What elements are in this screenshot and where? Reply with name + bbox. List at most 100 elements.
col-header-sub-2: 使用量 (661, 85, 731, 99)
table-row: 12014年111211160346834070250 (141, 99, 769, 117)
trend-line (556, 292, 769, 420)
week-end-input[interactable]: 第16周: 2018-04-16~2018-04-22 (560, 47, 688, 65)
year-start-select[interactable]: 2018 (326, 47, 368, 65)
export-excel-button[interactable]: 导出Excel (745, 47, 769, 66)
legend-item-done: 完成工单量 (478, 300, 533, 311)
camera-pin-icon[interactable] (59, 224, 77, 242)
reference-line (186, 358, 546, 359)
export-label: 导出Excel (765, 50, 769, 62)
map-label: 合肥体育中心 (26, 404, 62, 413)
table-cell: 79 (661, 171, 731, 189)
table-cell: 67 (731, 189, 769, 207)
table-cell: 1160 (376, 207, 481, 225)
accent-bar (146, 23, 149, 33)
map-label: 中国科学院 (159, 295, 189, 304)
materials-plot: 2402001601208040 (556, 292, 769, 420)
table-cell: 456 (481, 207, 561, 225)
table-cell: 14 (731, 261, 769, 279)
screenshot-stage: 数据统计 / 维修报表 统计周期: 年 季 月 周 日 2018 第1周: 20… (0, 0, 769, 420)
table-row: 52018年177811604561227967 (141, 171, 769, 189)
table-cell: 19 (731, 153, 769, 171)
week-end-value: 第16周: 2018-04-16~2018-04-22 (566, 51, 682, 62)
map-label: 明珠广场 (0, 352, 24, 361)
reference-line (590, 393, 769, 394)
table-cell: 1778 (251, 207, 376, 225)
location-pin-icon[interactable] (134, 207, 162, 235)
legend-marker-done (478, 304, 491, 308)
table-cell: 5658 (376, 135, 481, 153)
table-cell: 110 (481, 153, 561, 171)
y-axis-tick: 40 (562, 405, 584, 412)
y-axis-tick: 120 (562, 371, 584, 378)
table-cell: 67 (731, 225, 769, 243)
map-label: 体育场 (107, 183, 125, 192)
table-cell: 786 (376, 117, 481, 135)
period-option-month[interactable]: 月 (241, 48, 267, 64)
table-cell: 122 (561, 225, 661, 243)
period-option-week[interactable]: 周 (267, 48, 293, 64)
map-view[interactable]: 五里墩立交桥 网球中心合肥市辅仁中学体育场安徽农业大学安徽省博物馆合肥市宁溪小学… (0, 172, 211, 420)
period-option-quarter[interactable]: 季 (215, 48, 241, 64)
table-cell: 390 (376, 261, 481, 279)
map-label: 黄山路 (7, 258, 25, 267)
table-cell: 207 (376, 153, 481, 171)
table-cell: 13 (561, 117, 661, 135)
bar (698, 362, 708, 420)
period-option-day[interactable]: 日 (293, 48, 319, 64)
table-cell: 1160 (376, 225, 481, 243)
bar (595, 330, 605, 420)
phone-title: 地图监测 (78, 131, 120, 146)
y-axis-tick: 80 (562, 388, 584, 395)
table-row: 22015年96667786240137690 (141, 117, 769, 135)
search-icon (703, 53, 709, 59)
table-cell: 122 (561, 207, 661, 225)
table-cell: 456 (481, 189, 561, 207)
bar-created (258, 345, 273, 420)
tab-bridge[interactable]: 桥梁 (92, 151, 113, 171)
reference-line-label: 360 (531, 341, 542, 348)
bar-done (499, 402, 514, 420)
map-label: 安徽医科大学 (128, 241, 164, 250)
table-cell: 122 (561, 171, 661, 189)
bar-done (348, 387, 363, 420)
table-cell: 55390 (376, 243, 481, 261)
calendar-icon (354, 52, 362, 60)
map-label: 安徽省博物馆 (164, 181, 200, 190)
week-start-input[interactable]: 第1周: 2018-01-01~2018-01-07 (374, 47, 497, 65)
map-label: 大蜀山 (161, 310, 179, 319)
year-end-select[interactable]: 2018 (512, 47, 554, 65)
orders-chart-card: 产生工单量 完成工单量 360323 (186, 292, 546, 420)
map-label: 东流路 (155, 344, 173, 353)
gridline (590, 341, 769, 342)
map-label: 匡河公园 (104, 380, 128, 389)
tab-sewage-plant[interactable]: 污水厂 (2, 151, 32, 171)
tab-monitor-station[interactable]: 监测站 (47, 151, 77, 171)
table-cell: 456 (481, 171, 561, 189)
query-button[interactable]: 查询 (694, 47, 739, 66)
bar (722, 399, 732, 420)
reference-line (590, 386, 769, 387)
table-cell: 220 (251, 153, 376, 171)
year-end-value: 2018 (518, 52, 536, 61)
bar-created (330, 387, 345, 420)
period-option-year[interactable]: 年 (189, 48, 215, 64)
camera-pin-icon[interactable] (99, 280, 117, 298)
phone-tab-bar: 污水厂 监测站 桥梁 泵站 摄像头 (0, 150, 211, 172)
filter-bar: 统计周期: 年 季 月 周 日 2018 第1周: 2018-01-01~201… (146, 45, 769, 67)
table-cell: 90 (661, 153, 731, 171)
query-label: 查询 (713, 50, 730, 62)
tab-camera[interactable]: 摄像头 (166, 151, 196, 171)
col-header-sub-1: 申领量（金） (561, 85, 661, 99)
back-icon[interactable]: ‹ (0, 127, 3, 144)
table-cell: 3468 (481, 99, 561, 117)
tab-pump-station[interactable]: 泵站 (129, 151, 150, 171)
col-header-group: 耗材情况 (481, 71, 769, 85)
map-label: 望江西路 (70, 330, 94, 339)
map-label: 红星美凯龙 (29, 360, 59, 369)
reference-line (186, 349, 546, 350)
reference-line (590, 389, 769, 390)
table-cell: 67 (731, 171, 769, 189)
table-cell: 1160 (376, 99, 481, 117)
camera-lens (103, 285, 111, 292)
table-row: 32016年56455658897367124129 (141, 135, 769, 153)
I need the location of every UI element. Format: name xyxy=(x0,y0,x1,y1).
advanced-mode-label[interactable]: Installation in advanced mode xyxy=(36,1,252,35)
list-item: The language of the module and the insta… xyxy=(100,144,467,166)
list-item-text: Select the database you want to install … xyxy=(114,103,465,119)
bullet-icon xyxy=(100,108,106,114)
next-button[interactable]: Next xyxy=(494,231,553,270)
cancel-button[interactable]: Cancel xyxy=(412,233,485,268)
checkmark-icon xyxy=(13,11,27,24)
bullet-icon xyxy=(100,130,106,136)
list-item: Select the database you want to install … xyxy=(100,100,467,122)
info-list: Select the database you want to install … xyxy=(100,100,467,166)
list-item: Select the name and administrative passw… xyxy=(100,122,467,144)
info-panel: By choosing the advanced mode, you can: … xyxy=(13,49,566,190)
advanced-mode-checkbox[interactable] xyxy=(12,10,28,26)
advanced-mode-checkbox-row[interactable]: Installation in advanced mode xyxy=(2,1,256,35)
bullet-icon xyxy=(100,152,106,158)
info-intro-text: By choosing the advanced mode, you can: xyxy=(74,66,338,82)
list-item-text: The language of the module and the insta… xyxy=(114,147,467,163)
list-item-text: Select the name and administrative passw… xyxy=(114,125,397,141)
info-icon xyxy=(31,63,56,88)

Exercise goal
Reproduce all of the material above line for line, without changing a single character.

The solution
What elements are in this screenshot and where? Reply with name + bbox. List at most 100 elements.
col-header-sub-2: 使用量 (661, 85, 731, 99)
table-row: 12014年111211160346834070250 (141, 99, 769, 117)
trend-line (556, 292, 769, 420)
week-end-input[interactable]: 第16周: 2018-04-16~2018-04-22 (560, 47, 688, 65)
year-start-select[interactable]: 2018 (326, 47, 368, 65)
export-excel-button[interactable]: 导出Excel (745, 47, 769, 66)
legend-item-done: 完成工单量 (478, 300, 533, 311)
camera-pin-icon[interactable] (59, 224, 77, 242)
reference-line (186, 358, 546, 359)
export-label: 导出Excel (765, 50, 769, 62)
map-label: 合肥体育中心 (26, 404, 62, 413)
table-cell: 79 (661, 171, 731, 189)
table-cell: 67 (731, 189, 769, 207)
table-cell: 1160 (376, 207, 481, 225)
accent-bar (146, 23, 149, 33)
map-label: 中国科学院 (159, 295, 189, 304)
materials-plot: 2402001601208040 (556, 292, 769, 420)
table-cell: 456 (481, 207, 561, 225)
table-cell: 14 (731, 261, 769, 279)
screenshot-stage: 数据统计 / 维修报表 统计周期: 年 季 月 周 日 2018 第1周: 20… (0, 0, 769, 420)
table-row: 52018年177811604561227967 (141, 171, 769, 189)
table-cell: 19 (731, 153, 769, 171)
week-end-value: 第16周: 2018-04-16~2018-04-22 (566, 51, 682, 62)
map-label: 明珠广场 (0, 352, 24, 361)
reference-line (590, 393, 769, 394)
table-cell: 1778 (251, 207, 376, 225)
location-pin-icon[interactable] (134, 207, 162, 235)
legend-marker-done (478, 304, 491, 308)
table-cell: 5658 (376, 135, 481, 153)
table-cell: 110 (481, 153, 561, 171)
y-axis-tick: 40 (562, 405, 584, 412)
y-axis-tick: 120 (562, 371, 584, 378)
table-cell: 67 (731, 225, 769, 243)
map-label: 体育场 (107, 183, 125, 192)
table-cell: 786 (376, 117, 481, 135)
period-option-month[interactable]: 月 (241, 48, 267, 64)
table-cell: 122 (561, 225, 661, 243)
period-option-week[interactable]: 周 (267, 48, 293, 64)
map-view[interactable]: 五里墩立交桥 网球中心合肥市辅仁中学体育场安徽农业大学安徽省博物馆合肥市宁溪小学… (0, 172, 211, 420)
period-option-quarter[interactable]: 季 (215, 48, 241, 64)
table-cell: 390 (376, 261, 481, 279)
map-label: 黄山路 (7, 258, 25, 267)
table-cell: 207 (376, 153, 481, 171)
table-cell: 13 (561, 117, 661, 135)
bar (698, 362, 708, 420)
period-option-day[interactable]: 日 (293, 48, 319, 64)
table-cell: 1160 (376, 225, 481, 243)
bar (595, 330, 605, 420)
phone-title: 地图监测 (78, 131, 120, 146)
y-axis-tick: 80 (562, 388, 584, 395)
table-row: 22015年96667786240137690 (141, 117, 769, 135)
search-icon (703, 53, 709, 59)
table-cell: 122 (561, 207, 661, 225)
table-cell: 456 (481, 189, 561, 207)
bar-created (258, 345, 273, 420)
tab-bridge[interactable]: 桥梁 (92, 151, 113, 171)
reference-line-label: 360 (531, 341, 542, 348)
bar-done (499, 402, 514, 420)
map-label: 安徽医科大学 (128, 241, 164, 250)
table-cell: 122 (561, 171, 661, 189)
bar-done (348, 387, 363, 420)
table-cell: 55390 (376, 243, 481, 261)
calendar-icon (354, 52, 362, 60)
map-label: 安徽省博物馆 (164, 181, 200, 190)
week-start-input[interactable]: 第1周: 2018-01-01~2018-01-07 (374, 47, 497, 65)
map-label: 大蜀山 (161, 310, 179, 319)
year-end-select[interactable]: 2018 (512, 47, 554, 65)
orders-chart-card: 产生工单量 完成工单量 360323 (186, 292, 546, 420)
map-label: 东流路 (155, 344, 173, 353)
gridline (590, 341, 769, 342)
map-label: 匡河公园 (104, 380, 128, 389)
tab-sewage-plant[interactable]: 污水厂 (2, 151, 32, 171)
tab-monitor-station[interactable]: 监测站 (47, 151, 77, 171)
table-cell: 456 (481, 171, 561, 189)
query-button[interactable]: 查询 (694, 47, 739, 66)
bar (722, 399, 732, 420)
reference-line (590, 386, 769, 387)
table-cell: 220 (251, 153, 376, 171)
year-end-value: 2018 (518, 52, 536, 61)
bar-created (330, 387, 345, 420)
period-option-year[interactable]: 年 (189, 48, 215, 64)
camera-pin-icon[interactable] (99, 280, 117, 298)
phone-tab-bar: 污水厂 监测站 桥梁 泵站 摄像头 (0, 150, 211, 172)
filter-bar: 统计周期: 年 季 月 周 日 2018 第1周: 2018-01-01~201… (146, 45, 769, 67)
table-cell: 90 (661, 153, 731, 171)
query-label: 查询 (713, 50, 730, 62)
tab-camera[interactable]: 摄像头 (166, 151, 196, 171)
col-header-sub-1: 申领量（金） (561, 85, 661, 99)
back-icon[interactable]: ‹ (0, 127, 3, 144)
table-cell: 3468 (481, 99, 561, 117)
tab-pump-station[interactable]: 泵站 (129, 151, 150, 171)
col-header-group: 耗材情况 (481, 71, 769, 85)
map-label: 望江西路 (70, 330, 94, 339)
map-label: 红星美凯龙 (29, 360, 59, 369)
reference-line (186, 349, 546, 350)
reference-line (590, 389, 769, 390)
table-cell: 67 (731, 171, 769, 189)
table-cell: 1160 (376, 99, 481, 117)
camera-lens (103, 285, 111, 292)
table-row: 32016年56455658897367124129 (141, 135, 769, 153)
I need the location of every UI element. Format: name xyxy=(x0,y0,x1,y1).
advanced-mode-label[interactable]: Installation in advanced mode xyxy=(36,1,252,35)
list-item: The language of the module and the insta… xyxy=(100,144,467,166)
list-item-text: Select the database you want to install … xyxy=(114,103,465,119)
bullet-icon xyxy=(100,108,106,114)
next-button[interactable]: Next xyxy=(494,231,553,270)
cancel-button[interactable]: Cancel xyxy=(412,233,485,268)
checkmark-icon xyxy=(13,11,27,24)
bullet-icon xyxy=(100,130,106,136)
list-item: Select the database you want to install … xyxy=(100,100,467,122)
info-list: Select the database you want to install … xyxy=(100,100,467,166)
list-item: Select the name and administrative passw… xyxy=(100,122,467,144)
info-panel: By choosing the advanced mode, you can: … xyxy=(13,49,566,190)
advanced-mode-checkbox[interactable] xyxy=(12,10,28,26)
advanced-mode-checkbox-row[interactable]: Installation in advanced mode xyxy=(2,1,256,35)
bullet-icon xyxy=(100,152,106,158)
info-intro-text: By choosing the advanced mode, you can: xyxy=(74,66,338,82)
list-item-text: The language of the module and the insta… xyxy=(114,147,467,163)
list-item-text: Select the name and administrative passw… xyxy=(114,125,397,141)
info-icon xyxy=(31,63,56,88)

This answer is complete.